* Work required
Omit the pictures, then write out every entry exactly as it reads.

Records from a collection
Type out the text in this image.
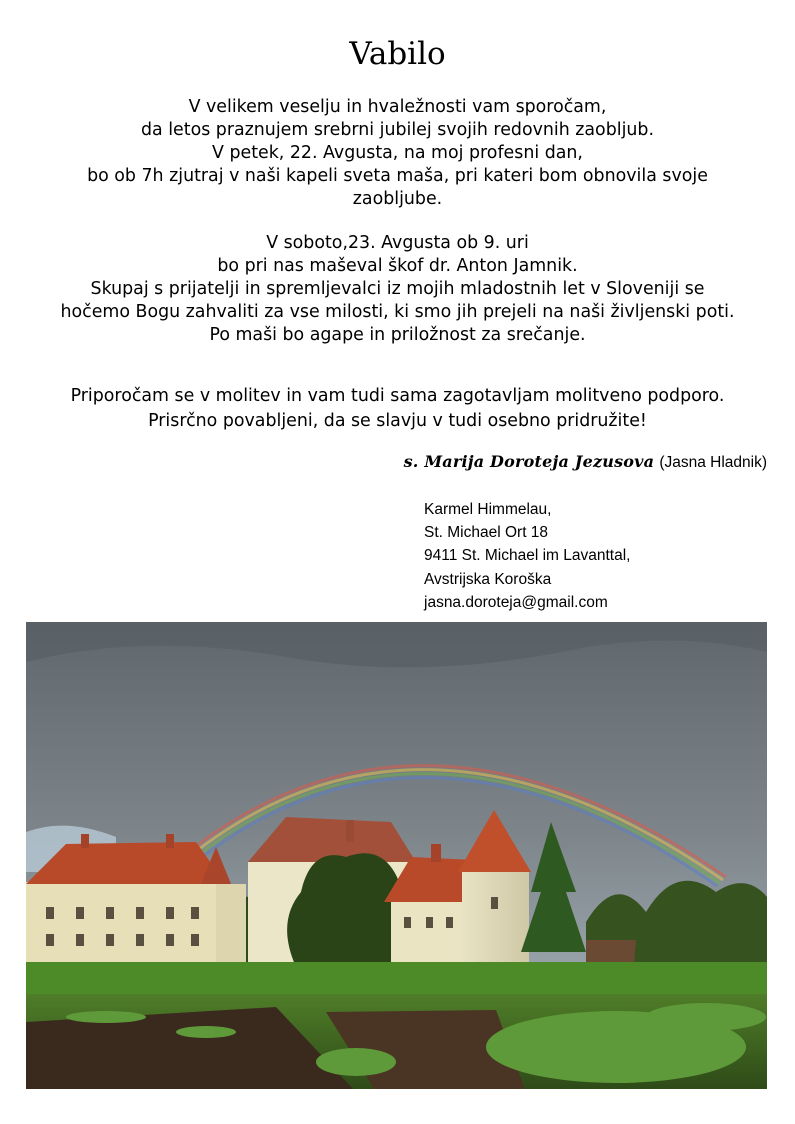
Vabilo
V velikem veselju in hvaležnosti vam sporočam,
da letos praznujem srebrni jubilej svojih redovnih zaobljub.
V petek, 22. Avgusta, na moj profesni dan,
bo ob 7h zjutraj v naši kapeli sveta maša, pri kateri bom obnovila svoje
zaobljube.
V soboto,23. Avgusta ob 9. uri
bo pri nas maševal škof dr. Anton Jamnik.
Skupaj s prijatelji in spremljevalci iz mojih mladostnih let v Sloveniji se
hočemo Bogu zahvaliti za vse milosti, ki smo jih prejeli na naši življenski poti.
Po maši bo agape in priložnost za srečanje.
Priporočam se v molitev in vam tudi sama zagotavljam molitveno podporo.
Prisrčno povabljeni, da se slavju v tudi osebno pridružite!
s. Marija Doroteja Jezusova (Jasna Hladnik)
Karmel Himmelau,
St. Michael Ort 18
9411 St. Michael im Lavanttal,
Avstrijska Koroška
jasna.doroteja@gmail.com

* Reply to the task
Type out the text in this image.
Vabilo
V velikem veselju in hvaležnosti vam sporočam,
da letos praznujem srebrni jubilej svojih redovnih zaobljub.
V petek, 22. Avgusta, na moj profesni dan,
bo ob 7h zjutraj v naši kapeli sveta maša, pri kateri bom obnovila svoje
zaobljube.
V soboto,23. Avgusta ob 9. uri
bo pri nas maševal škof dr. Anton Jamnik.
Skupaj s prijatelji in spremljevalci iz mojih mladostnih let v Sloveniji se
hočemo Bogu zahvaliti za vse milosti, ki smo jih prejeli na naši življenski poti.
Po maši bo agape in priložnost za srečanje.
Priporočam se v molitev in vam tudi sama zagotavljam molitveno podporo.
Prisrčno povabljeni, da se slavju v tudi osebno pridružite!
s. Marija Doroteja Jezusova (Jasna Hladnik)
Karmel Himmelau,
St. Michael Ort 18
9411 St. Michael im Lavanttal,
Avstrijska Koroška
jasna.doroteja@gmail.com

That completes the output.